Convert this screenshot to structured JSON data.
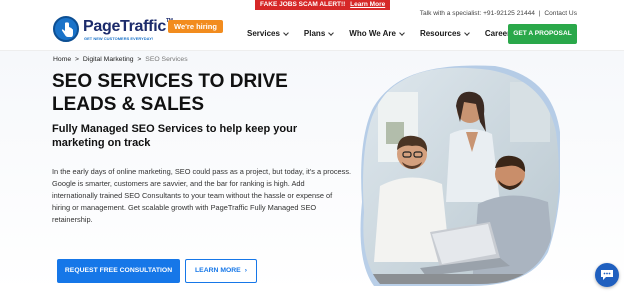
{
  "topbar": {
    "alert_text": "FAKE JOBS SCAM ALERT!!",
    "alert_link": "Learn More",
    "contact_text": "Talk with a specialist: +91-92125 21444",
    "contact_sep": "|",
    "contact_link": "Contact Us"
  },
  "header": {
    "logo_name": "PageTraffic",
    "logo_tm": "TM",
    "logo_tagline": "GET NEW CUSTOMERS EVERYDAY!",
    "hiring_badge": "We're hiring",
    "nav": [
      {
        "label": "Services"
      },
      {
        "label": "Plans"
      },
      {
        "label": "Who We Are"
      },
      {
        "label": "Resources"
      },
      {
        "label": "Career"
      }
    ],
    "cta": "GET A PROPOSAL"
  },
  "breadcrumb": {
    "items": [
      "Home",
      "Digital Marketing",
      "SEO Services"
    ],
    "sep": ">"
  },
  "hero": {
    "title": "SEO SERVICES TO DRIVE LEADS & SALES",
    "subtitle": "Fully Managed SEO Services to help keep your marketing on track",
    "body": "In the early days of online marketing, SEO could pass as a project, but today, it's a process. Google is smarter, customers are savvier, and the bar for ranking is high. Add internationally trained SEO Consultants to your team without the hassle or expense of hiring or management. Get scalable growth with PageTraffic Fully Managed SEO retainership.",
    "primary_button": "REQUEST FREE CONSULTATION",
    "secondary_button": "LEARN MORE",
    "secondary_arrow": "›"
  },
  "colors": {
    "brand_blue": "#1677e8",
    "alert_red": "#d62828",
    "hiring_orange": "#f28c1e",
    "cta_green": "#2aa84a"
  },
  "icons": {
    "logo": "hand-cursor-icon",
    "chat": "chat-bubble-icon"
  }
}
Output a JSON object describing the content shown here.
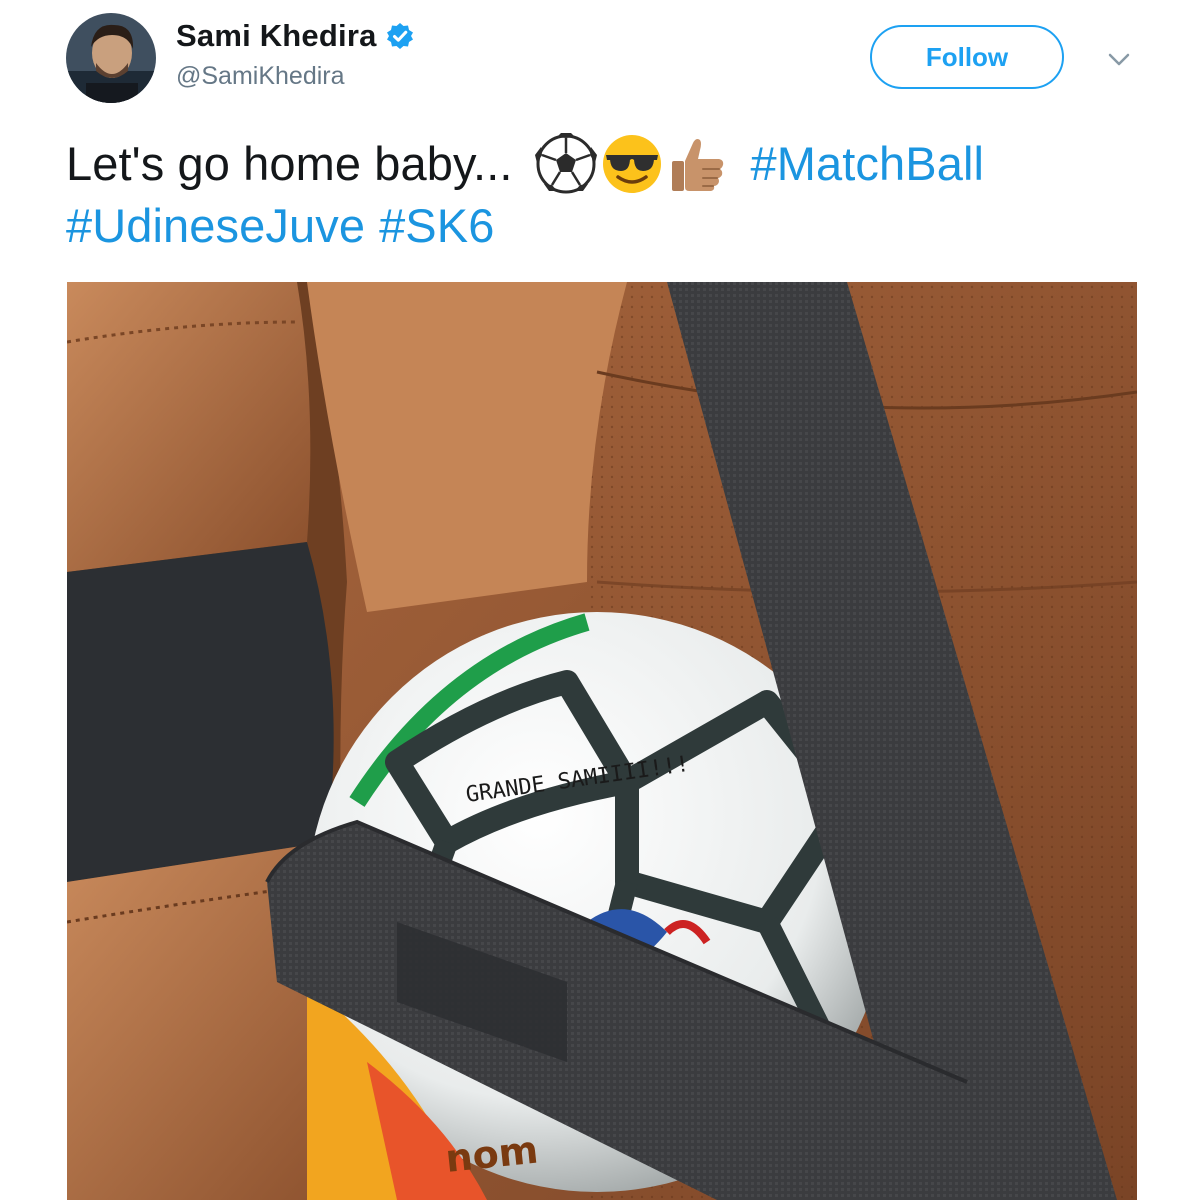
{
  "tweet": {
    "author": {
      "display_name": "Sami Khedira",
      "handle": "@SamiKhedira",
      "verified": true,
      "avatar": "avatar-photo"
    },
    "follow_label": "Follow",
    "text_plain": "Let's go home baby...",
    "emojis": [
      "soccer-ball-emoji",
      "sunglasses-face-emoji",
      "thumbs-up-emoji"
    ],
    "hashtags": [
      "#MatchBall",
      "#UdineseJuve",
      "#SK6"
    ],
    "media": {
      "ball_signature_text": "GRANDE SAMIIII!!!",
      "ball_brand_text": "nom"
    }
  },
  "colors": {
    "accent": "#1da1f2",
    "hashtag": "#1b95e0",
    "text": "#14171a",
    "secondary_text": "#657786",
    "leather": "#a8683f",
    "seatbelt": "#3c3d40"
  }
}
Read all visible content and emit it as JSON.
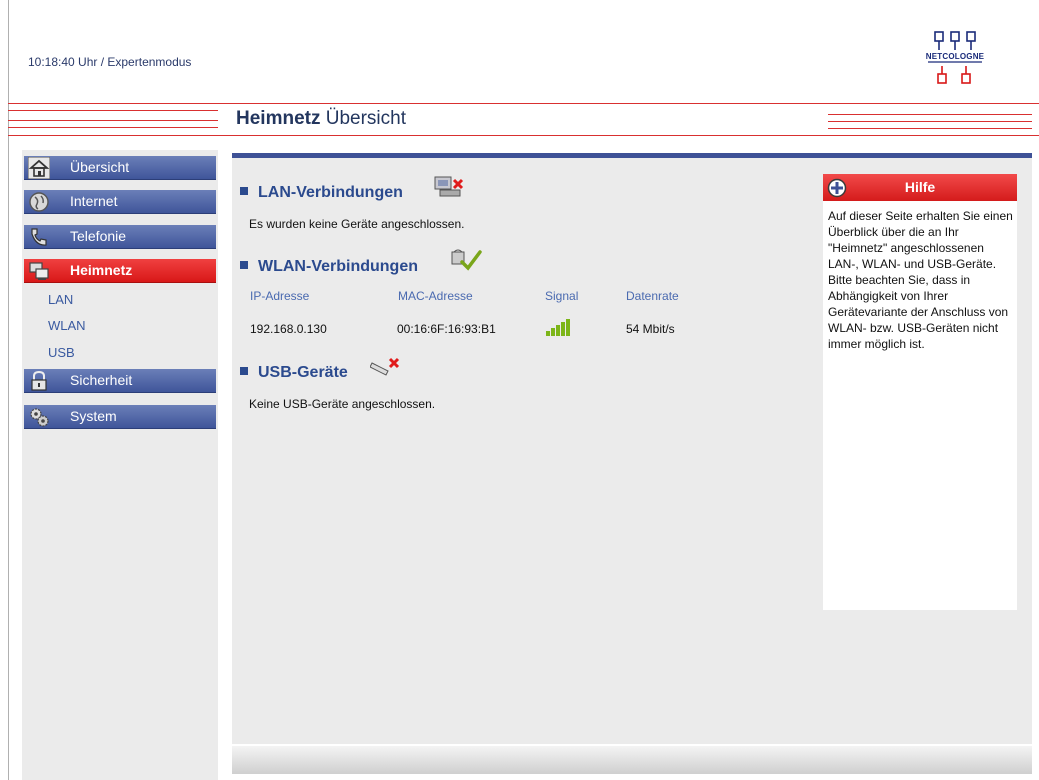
{
  "header": {
    "status": "10:18:40 Uhr  / Expertenmodus",
    "logo_text": "NETCOLOGNE",
    "title_bold": "Heimnetz",
    "title_rest": " Übersicht"
  },
  "colors": {
    "nav_blue": "#3f559a",
    "nav_active_red": "#d81818",
    "accent_red": "#d93030",
    "content_bg": "#ebebeb"
  },
  "sidebar": {
    "items": [
      {
        "label": "Übersicht",
        "icon": "home-icon"
      },
      {
        "label": "Internet",
        "icon": "globe-icon"
      },
      {
        "label": "Telefonie",
        "icon": "phone-icon"
      },
      {
        "label": "Heimnetz",
        "icon": "network-icon",
        "active": true
      },
      {
        "label": "Sicherheit",
        "icon": "lock-icon"
      },
      {
        "label": "System",
        "icon": "gears-icon"
      }
    ],
    "subitems": [
      "LAN",
      "WLAN",
      "USB"
    ]
  },
  "main": {
    "lan": {
      "title": "LAN-Verbindungen",
      "icon": "lan-disconnected-icon",
      "text": "Es wurden keine Geräte angeschlossen."
    },
    "wlan": {
      "title": "WLAN-Verbindungen",
      "icon": "wlan-connected-icon",
      "columns": [
        "IP-Adresse",
        "MAC-Adresse",
        "Signal",
        "Datenrate"
      ],
      "rows": [
        {
          "ip": "192.168.0.130",
          "mac": "00:16:6F:16:93:B1",
          "signal": "signal-bars-icon",
          "rate": "54 Mbit/s"
        }
      ]
    },
    "usb": {
      "title": "USB-Geräte",
      "icon": "usb-disconnected-icon",
      "text": "Keine USB-Geräte angeschlossen."
    }
  },
  "help": {
    "title": "Hilfe",
    "icon": "plus-circle-icon",
    "text": "Auf dieser Seite erhalten Sie einen Überblick über die an Ihr \"Heimnetz\" angeschlossenen LAN-, WLAN- und USB-Geräte. Bitte beachten Sie, dass in Abhängigkeit von Ihrer Gerätevariante der Anschluss von WLAN- bzw. USB-Geräten nicht immer möglich ist."
  }
}
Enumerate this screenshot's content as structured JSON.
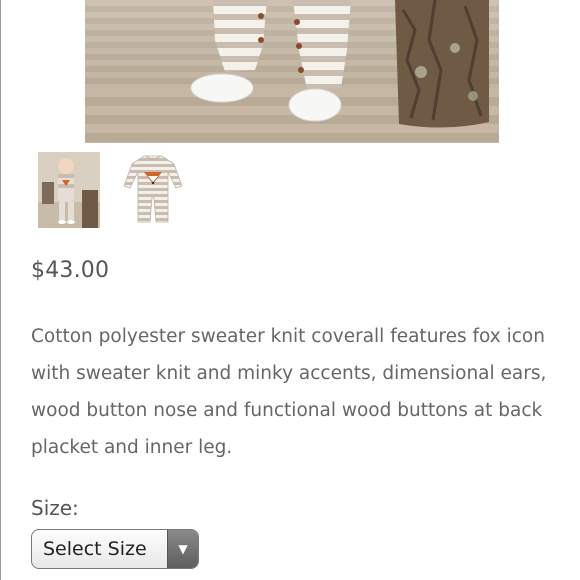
{
  "product": {
    "price": "$43.00",
    "description": "Cotton polyester sweater knit coverall features fox icon with sweater knit and minky accents, dimensional ears, wood button nose and functional wood buttons at back placket and inner leg."
  },
  "size_selector": {
    "label": "Size:",
    "selected": "Select Size",
    "arrow_icon": "triangle-down-icon"
  },
  "colors": {
    "text": "#555555",
    "select_border": "#7a7a7a",
    "arrow_bg": "#6a6a6a"
  }
}
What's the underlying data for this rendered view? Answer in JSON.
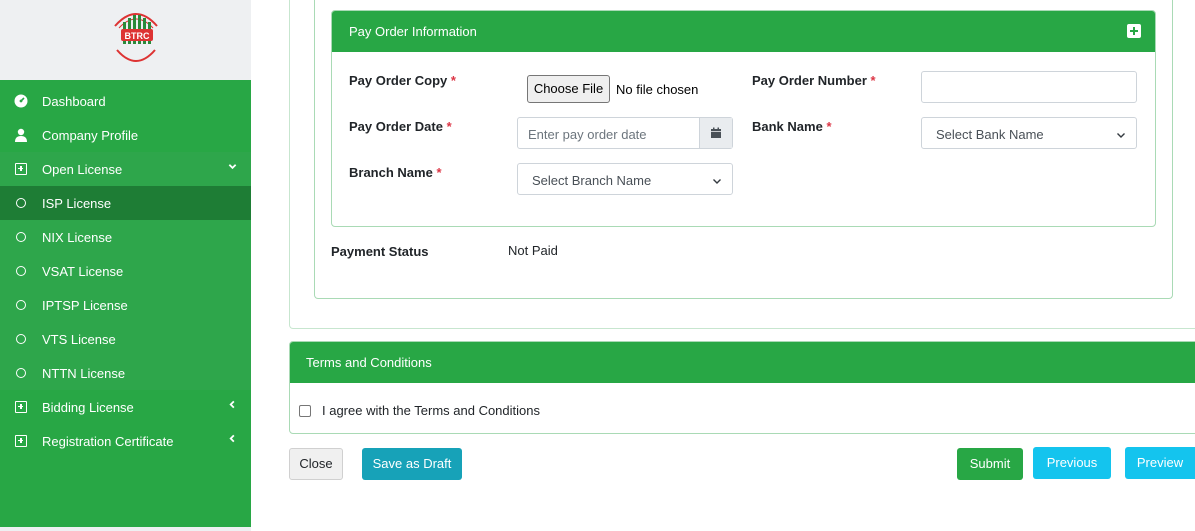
{
  "colors": {
    "primary_green": "#28a745",
    "active_green": "#1e7d35",
    "info": "#17a2b8",
    "light_blue": "#14c4ee",
    "required": "#dc3545"
  },
  "logo": {
    "text": "BTRC",
    "icon": "btrc-logo"
  },
  "sidebar": {
    "items": [
      {
        "label": "Dashboard",
        "icon": "dashboard-icon"
      },
      {
        "label": "Company Profile",
        "icon": "user-icon"
      },
      {
        "label": "Open License",
        "icon": "plus-square-icon",
        "expanded": true
      },
      {
        "label": "ISP License",
        "icon": "circle-icon",
        "active": true
      },
      {
        "label": "NIX License",
        "icon": "circle-icon"
      },
      {
        "label": "VSAT License",
        "icon": "circle-icon"
      },
      {
        "label": "IPTSP License",
        "icon": "circle-icon"
      },
      {
        "label": "VTS License",
        "icon": "circle-icon"
      },
      {
        "label": "NTTN License",
        "icon": "circle-icon"
      },
      {
        "label": "Bidding License",
        "icon": "plus-square-icon"
      },
      {
        "label": "Registration Certificate",
        "icon": "plus-square-icon"
      }
    ]
  },
  "pay_order": {
    "title": "Pay Order Information",
    "copy_label": "Pay Order Copy",
    "choose_file": "Choose File",
    "no_file": "No file chosen",
    "number_label": "Pay Order Number",
    "number_value": "",
    "date_label": "Pay Order Date",
    "date_placeholder": "Enter pay order date",
    "bank_label": "Bank Name",
    "bank_value": "Select Bank Name",
    "branch_label": "Branch Name",
    "branch_value": "Select Branch Name",
    "required_mark": "*"
  },
  "payment": {
    "label": "Payment Status",
    "value": "Not Paid"
  },
  "terms": {
    "title": "Terms and Conditions",
    "agree_text": "I agree with the Terms and Conditions",
    "checked": false
  },
  "actions": {
    "close": "Close",
    "draft": "Save as Draft",
    "submit": "Submit",
    "previous": "Previous",
    "preview": "Preview"
  }
}
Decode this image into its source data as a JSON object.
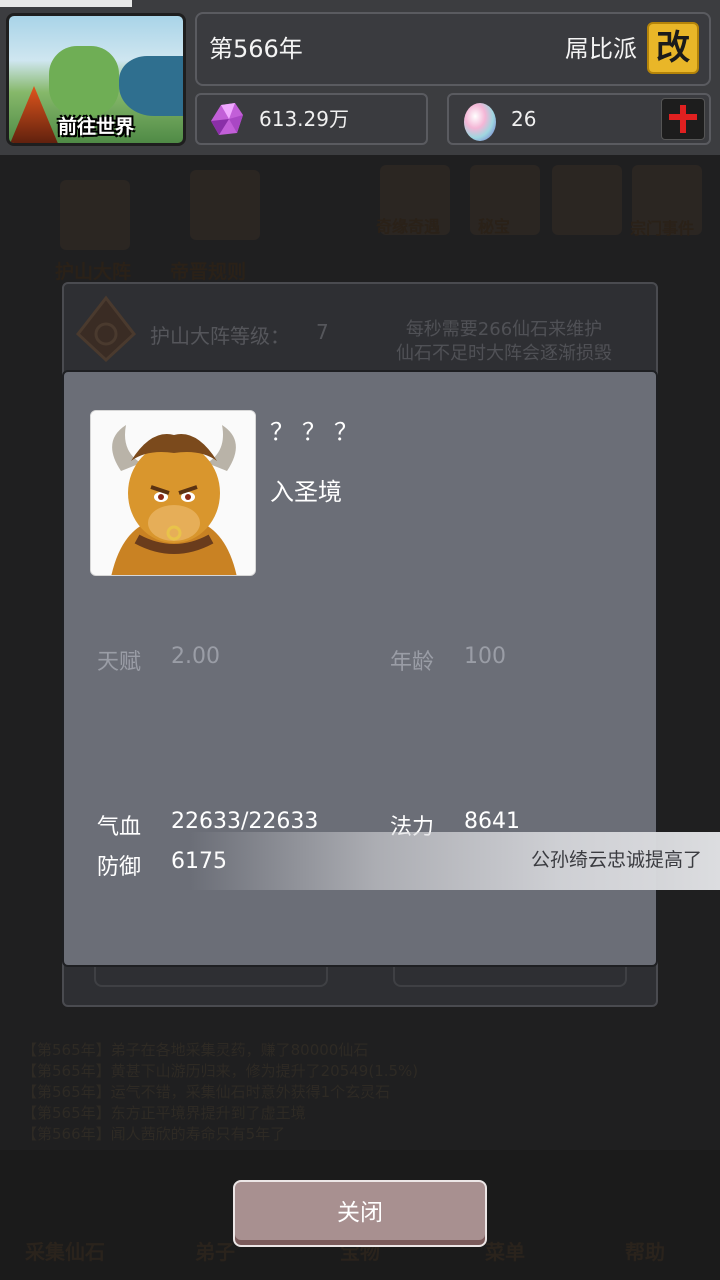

********

◆ REQUEST: Transcribe the records above exactly, leaving out every picture.

◆ ANSWER FOR THIS EXERCISE:
Convert this screenshot to structured JSON data.
{
  "topbar": {
    "alert_text": "FAKE JOBS SCAM ALERT!!",
    "alert_link": "Learn More",
    "contact_text": "Talk with a specialist: +91-92125 21444",
    "contact_sep": "|",
    "contact_link": "Contact Us"
  },
  "header": {
    "logo_name": "PageTraffic",
    "logo_tm": "TM",
    "logo_tagline": "GET NEW CUSTOMERS EVERYDAY!",
    "hiring_badge": "We're hiring",
    "nav": [
      {
        "label": "Services"
      },
      {
        "label": "Plans"
      },
      {
        "label": "Who We Are"
      },
      {
        "label": "Resources"
      },
      {
        "label": "Career"
      }
    ],
    "cta": "GET A PROPOSAL"
  },
  "breadcrumb": {
    "items": [
      "Home",
      "Digital Marketing",
      "SEO Services"
    ],
    "sep": ">"
  },
  "hero": {
    "title": "SEO SERVICES TO DRIVE LEADS & SALES",
    "subtitle": "Fully Managed SEO Services to help keep your marketing on track",
    "body": "In the early days of online marketing, SEO could pass as a project, but today, it's a process. Google is smarter, customers are savvier, and the bar for ranking is high. Add internationally trained SEO Consultants to your team without the hassle or expense of hiring or management. Get scalable growth with PageTraffic Fully Managed SEO retainership.",
    "primary_button": "REQUEST FREE CONSULTATION",
    "secondary_button": "LEARN MORE",
    "secondary_arrow": "›"
  },
  "colors": {
    "brand_blue": "#1677e8",
    "alert_red": "#d62828",
    "hiring_orange": "#f28c1e",
    "cta_green": "#2aa84a"
  },
  "icons": {
    "logo": "hand-cursor-icon",
    "chat": "chat-bubble-icon"
  }
}
Output a JSON object describing the content shown here.
{
  "tweet": {
    "author": {
      "display_name": "Sami Khedira",
      "handle": "@SamiKhedira",
      "verified": true,
      "avatar": "avatar-photo"
    },
    "follow_label": "Follow",
    "text_plain": "Let's go home baby...",
    "emojis": [
      "soccer-ball-emoji",
      "sunglasses-face-emoji",
      "thumbs-up-emoji"
    ],
    "hashtags": [
      "#MatchBall",
      "#UdineseJuve",
      "#SK6"
    ],
    "media": {
      "ball_signature_text": "GRANDE SAMIIII!!!",
      "ball_brand_text": "nom"
    }
  },
  "colors": {
    "accent": "#1da1f2",
    "hashtag": "#1b95e0",
    "text": "#14171a",
    "secondary_text": "#657786",
    "leather": "#a8683f",
    "seatbelt": "#3c3d40"
  }
}
Read all visible content and emit it as JSON.
{
  "header": {
    "status": "10:18:40 Uhr  / Expertenmodus",
    "logo_text": "NETCOLOGNE",
    "title_bold": "Heimnetz",
    "title_rest": " Übersicht"
  },
  "colors": {
    "nav_blue": "#3f559a",
    "nav_active_red": "#d81818",
    "accent_red": "#d93030",
    "content_bg": "#ebebeb"
  },
  "sidebar": {
    "items": [
      {
        "label": "Übersicht",
        "icon": "home-icon"
      },
      {
        "label": "Internet",
        "icon": "globe-icon"
      },
      {
        "label": "Telefonie",
        "icon": "phone-icon"
      },
      {
        "label": "Heimnetz",
        "icon": "network-icon",
        "active": true
      },
      {
        "label": "Sicherheit",
        "icon": "lock-icon"
      },
      {
        "label": "System",
        "icon": "gears-icon"
      }
    ],
    "subitems": [
      "LAN",
      "WLAN",
      "USB"
    ]
  },
  "main": {
    "lan": {
      "title": "LAN-Verbindungen",
      "icon": "lan-disconnected-icon",
      "text": "Es wurden keine Geräte angeschlossen."
    },
    "wlan": {
      "title": "WLAN-Verbindungen",
      "icon": "wlan-connected-icon",
      "columns": [
        "IP-Adresse",
        "MAC-Adresse",
        "Signal",
        "Datenrate"
      ],
      "rows": [
        {
          "ip": "192.168.0.130",
          "mac": "00:16:6F:16:93:B1",
          "signal": "signal-bars-icon",
          "rate": "54 Mbit/s"
        }
      ]
    },
    "usb": {
      "title": "USB-Geräte",
      "icon": "usb-disconnected-icon",
      "text": "Keine USB-Geräte angeschlossen."
    }
  },
  "help": {
    "title": "Hilfe",
    "icon": "plus-circle-icon",
    "text": "Auf dieser Seite erhalten Sie einen Überblick über die an Ihr \"Heimnetz\" angeschlossenen LAN-, WLAN- und USB-Geräte. Bitte beachten Sie, dass in Abhängigkeit von Ihrer Gerätevariante der Anschluss von WLAN- bzw. USB-Geräten nicht immer möglich ist."
  }
}
Enumerate this screenshot's content as structured JSON.
{
  "product": {
    "price": "$43.00",
    "description": "Cotton polyester sweater knit coverall features fox icon with sweater knit and minky accents, dimensional ears, wood button nose and functional wood buttons at back placket and inner leg."
  },
  "size_selector": {
    "label": "Size:",
    "selected": "Select Size",
    "arrow_icon": "triangle-down-icon"
  },
  "colors": {
    "text": "#555555",
    "select_border": "#7a7a7a",
    "arrow_bg": "#6a6a6a"
  }
}
What's the underlying data for this rendered view? Answer in JSON.
{
  "colors": {
    "primary_green": "#28a745",
    "active_green": "#1e7d35",
    "info": "#17a2b8",
    "light_blue": "#14c4ee",
    "required": "#dc3545"
  },
  "logo": {
    "text": "BTRC",
    "icon": "btrc-logo"
  },
  "sidebar": {
    "items": [
      {
        "label": "Dashboard",
        "icon": "dashboard-icon"
      },
      {
        "label": "Company Profile",
        "icon": "user-icon"
      },
      {
        "label": "Open License",
        "icon": "plus-square-icon",
        "expanded": true
      },
      {
        "label": "ISP License",
        "icon": "circle-icon",
        "active": true
      },
      {
        "label": "NIX License",
        "icon": "circle-icon"
      },
      {
        "label": "VSAT License",
        "icon": "circle-icon"
      },
      {
        "label": "IPTSP License",
        "icon": "circle-icon"
      },
      {
        "label": "VTS License",
        "icon": "circle-icon"
      },
      {
        "label": "NTTN License",
        "icon": "circle-icon"
      },
      {
        "label": "Bidding License",
        "icon": "plus-square-icon"
      },
      {
        "label": "Registration Certificate",
        "icon": "plus-square-icon"
      }
    ]
  },
  "pay_order": {
    "title": "Pay Order Information",
    "copy_label": "Pay Order Copy",
    "choose_file": "Choose File",
    "no_file": "No file chosen",
    "number_label": "Pay Order Number",
    "number_value": "",
    "date_label": "Pay Order Date",
    "date_placeholder": "Enter pay order date",
    "bank_label": "Bank Name",
    "bank_value": "Select Bank Name",
    "branch_label": "Branch Name",
    "branch_value": "Select Branch Name",
    "required_mark": "*"
  },
  "payment": {
    "label": "Payment Status",
    "value": "Not Paid"
  },
  "terms": {
    "title": "Terms and Conditions",
    "agree_text": "I agree with the Terms and Conditions",
    "checked": false
  },
  "actions": {
    "close": "Close",
    "draft": "Save as Draft",
    "submit": "Submit",
    "previous": "Previous",
    "preview": "Preview"
  }
}
Decode this image into its source data as a JSON object.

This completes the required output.